** Start of Excerpted passage **

Giter Club home page Giter Club logo

grammar-parsefail's Introduction

=begin pod

=TITLE Grammar::Parsefail

=AUTHOR Faye (ShimmerFairy)

=begin SYNOPSIS

Offers facilities to give usable errors out of parsing, pointing to the problem
in the text being parsed, instead of the point in the program where you threw
the error.

=begin code :allow<B>
    grammar ParenParser B<is Grammar::Parsefail> {
        token TOP {
            <expr>+

            [')' {B«$¢.sorry(X::Grammar::ExtraParen, HINT-MATCH => $<expr>[*-1])»}]*

            [$ || B«<.typed_panic(X::Grammar::EarlyEOF)>»]
            B«<.express_concerns>»
        }

        token expr {
            '('
            [<-[()\\]> | <expr> | \\ [\(|\)] B«<.worry("Escaped paren found, but ignored")>»]+
            ')'
        }
    }
=end code

This module gives a role to be applied to grammars which lets you give users an
infinitely more helpful error message when they've given files (or other kinds
of text) to your P6 program for parsing.

** End of Excerpted passage **
** Start of Recorded information **

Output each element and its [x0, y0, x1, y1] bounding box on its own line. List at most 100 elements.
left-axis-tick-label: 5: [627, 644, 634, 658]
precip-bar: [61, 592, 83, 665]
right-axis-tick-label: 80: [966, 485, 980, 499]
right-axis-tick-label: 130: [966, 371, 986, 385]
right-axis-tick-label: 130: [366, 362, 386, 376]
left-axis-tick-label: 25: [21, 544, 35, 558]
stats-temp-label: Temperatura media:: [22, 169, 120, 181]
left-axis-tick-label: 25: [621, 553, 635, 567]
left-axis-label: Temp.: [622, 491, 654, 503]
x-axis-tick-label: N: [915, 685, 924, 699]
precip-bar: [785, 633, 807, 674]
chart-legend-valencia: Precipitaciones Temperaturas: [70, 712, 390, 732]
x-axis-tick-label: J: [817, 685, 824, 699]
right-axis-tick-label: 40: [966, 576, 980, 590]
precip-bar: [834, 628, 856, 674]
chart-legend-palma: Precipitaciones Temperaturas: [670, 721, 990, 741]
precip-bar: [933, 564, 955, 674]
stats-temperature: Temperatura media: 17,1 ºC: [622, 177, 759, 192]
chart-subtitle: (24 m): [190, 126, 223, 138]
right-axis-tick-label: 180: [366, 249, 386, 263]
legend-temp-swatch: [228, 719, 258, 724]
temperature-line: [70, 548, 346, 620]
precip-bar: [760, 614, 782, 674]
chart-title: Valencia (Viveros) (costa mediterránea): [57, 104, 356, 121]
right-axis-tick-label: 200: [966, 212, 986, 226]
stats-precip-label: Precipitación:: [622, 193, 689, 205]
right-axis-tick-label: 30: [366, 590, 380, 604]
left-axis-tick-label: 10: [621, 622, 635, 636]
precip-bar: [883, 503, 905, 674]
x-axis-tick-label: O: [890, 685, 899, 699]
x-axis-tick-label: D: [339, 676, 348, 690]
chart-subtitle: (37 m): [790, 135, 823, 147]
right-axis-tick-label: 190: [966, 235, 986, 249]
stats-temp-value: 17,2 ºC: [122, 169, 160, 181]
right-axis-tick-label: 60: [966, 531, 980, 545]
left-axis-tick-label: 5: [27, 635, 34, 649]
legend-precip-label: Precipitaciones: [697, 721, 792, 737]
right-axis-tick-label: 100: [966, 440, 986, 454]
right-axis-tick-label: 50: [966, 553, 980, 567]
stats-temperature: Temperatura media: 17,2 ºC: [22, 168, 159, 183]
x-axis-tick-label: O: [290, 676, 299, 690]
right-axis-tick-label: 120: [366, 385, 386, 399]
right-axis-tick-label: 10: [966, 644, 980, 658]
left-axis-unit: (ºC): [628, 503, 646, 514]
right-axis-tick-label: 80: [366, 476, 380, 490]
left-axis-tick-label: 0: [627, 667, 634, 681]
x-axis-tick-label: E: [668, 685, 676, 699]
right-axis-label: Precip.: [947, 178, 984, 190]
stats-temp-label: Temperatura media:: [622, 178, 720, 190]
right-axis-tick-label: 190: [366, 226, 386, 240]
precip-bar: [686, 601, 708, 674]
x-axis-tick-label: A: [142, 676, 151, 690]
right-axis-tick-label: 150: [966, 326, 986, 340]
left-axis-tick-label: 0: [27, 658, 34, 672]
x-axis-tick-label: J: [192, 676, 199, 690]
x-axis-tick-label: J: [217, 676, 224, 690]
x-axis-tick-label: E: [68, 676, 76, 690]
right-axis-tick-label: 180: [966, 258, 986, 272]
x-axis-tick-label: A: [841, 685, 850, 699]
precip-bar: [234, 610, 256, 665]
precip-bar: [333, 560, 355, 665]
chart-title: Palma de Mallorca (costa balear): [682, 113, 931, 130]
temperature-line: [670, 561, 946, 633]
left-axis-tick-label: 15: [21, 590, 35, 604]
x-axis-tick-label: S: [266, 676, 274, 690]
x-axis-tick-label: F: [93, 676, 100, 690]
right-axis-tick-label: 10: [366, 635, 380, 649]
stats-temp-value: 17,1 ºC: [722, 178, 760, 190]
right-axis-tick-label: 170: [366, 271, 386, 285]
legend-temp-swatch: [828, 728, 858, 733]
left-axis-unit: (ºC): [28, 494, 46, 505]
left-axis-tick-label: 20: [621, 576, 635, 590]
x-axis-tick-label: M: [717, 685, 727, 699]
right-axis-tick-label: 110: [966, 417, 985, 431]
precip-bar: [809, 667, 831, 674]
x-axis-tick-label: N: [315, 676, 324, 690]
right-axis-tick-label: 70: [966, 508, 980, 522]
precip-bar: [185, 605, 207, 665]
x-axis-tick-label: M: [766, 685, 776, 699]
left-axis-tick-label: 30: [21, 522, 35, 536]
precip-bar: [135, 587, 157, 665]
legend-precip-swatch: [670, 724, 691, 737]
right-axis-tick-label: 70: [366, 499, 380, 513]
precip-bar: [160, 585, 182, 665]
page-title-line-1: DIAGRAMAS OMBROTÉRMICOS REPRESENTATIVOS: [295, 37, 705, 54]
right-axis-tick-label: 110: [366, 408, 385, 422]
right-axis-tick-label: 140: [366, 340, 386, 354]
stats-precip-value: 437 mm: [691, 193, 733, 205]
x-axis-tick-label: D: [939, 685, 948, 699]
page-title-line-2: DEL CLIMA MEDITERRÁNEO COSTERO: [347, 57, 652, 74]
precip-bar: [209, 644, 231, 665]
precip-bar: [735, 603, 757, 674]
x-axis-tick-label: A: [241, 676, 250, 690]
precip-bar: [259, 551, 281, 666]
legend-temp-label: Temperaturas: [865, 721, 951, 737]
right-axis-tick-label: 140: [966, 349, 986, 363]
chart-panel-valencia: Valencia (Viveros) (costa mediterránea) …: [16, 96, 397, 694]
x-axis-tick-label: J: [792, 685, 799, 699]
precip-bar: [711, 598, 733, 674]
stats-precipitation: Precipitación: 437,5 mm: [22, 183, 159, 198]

** End of Recorded information **

# Problem set
1) Do these statements agree with the Grammar::Parsefail introduction? (a) The author is listed as Faye (ShimmerFairy). (b) The errors point to the place in the program where the error was thrown. (c) The module provides a role meant to be applied to grammars. Answer yes or no for each and quote the deciding words.
2) Please print the stretch of the Grammar::Parsefail introduction from "This module gives" through "program for parsing.".
3) Write what comes next in the Grammar::Parsefail introduction, starting after its final sentence.
This data has no connection to the Grammar::Parsefail introduction.

# Answers to the exercise
1)
(a) Yes: "=AUTHOR Faye (ShimmerFairy)"
(b) No: "pointing to the problem in the text being parsed, instead of the point in the program where you threw the error."
(c) Yes: "This module gives a role to be applied to grammars"

2)
This module gives a role to be applied to grammars which lets you give users an
infinitely more helpful error message when they've given files (or other kinds
of text) to your P6 program for parsing.

3)
=end SYNOPSIS

=head1 Basics

The module provides a role for doing error reporting within the grammar, and a
base exception type to inherit from for your own grammar error types.

=head2 Error Levels

The Parsefail role provides three different levels of error reporting, depending
on the severity of the problem encountered. These levels are the same as used in
rakudo's parser. From least to most severe:

=head3 Worry

A X<worry> is basically just a warning; your grammar has encountered something
that works just fine in whatever you're parsing, but it could easily be
problematic for some users who were expecting different behavior. An example
from Perl 6 is a leading zero on numbers:

    =begin output
    $ K<perl6 -e 'my $a = 042'>
    Potential difficulties:
        Leading 0 does not indicate octal in Perl 6.
        Please use 0o42 if you mean that.
        at -e:1
        ------> my $a = 042⏏<EOL>
    =end output

Perl 6 doesn't interpret a leading zero as indicating an octal number, it's just
a decimal number with a leading zero. However, since a lot of people would
expect a leading zero to mean octal, P6 emits a worry that you're not getting
what you expected.

=head3 Sorry

A X<sorry> is a fatal problem in parsing, but doesn't keep from being able to
parse a bit more. A sorry allows you to continue parsing the text to find more
problems in the text being parsed.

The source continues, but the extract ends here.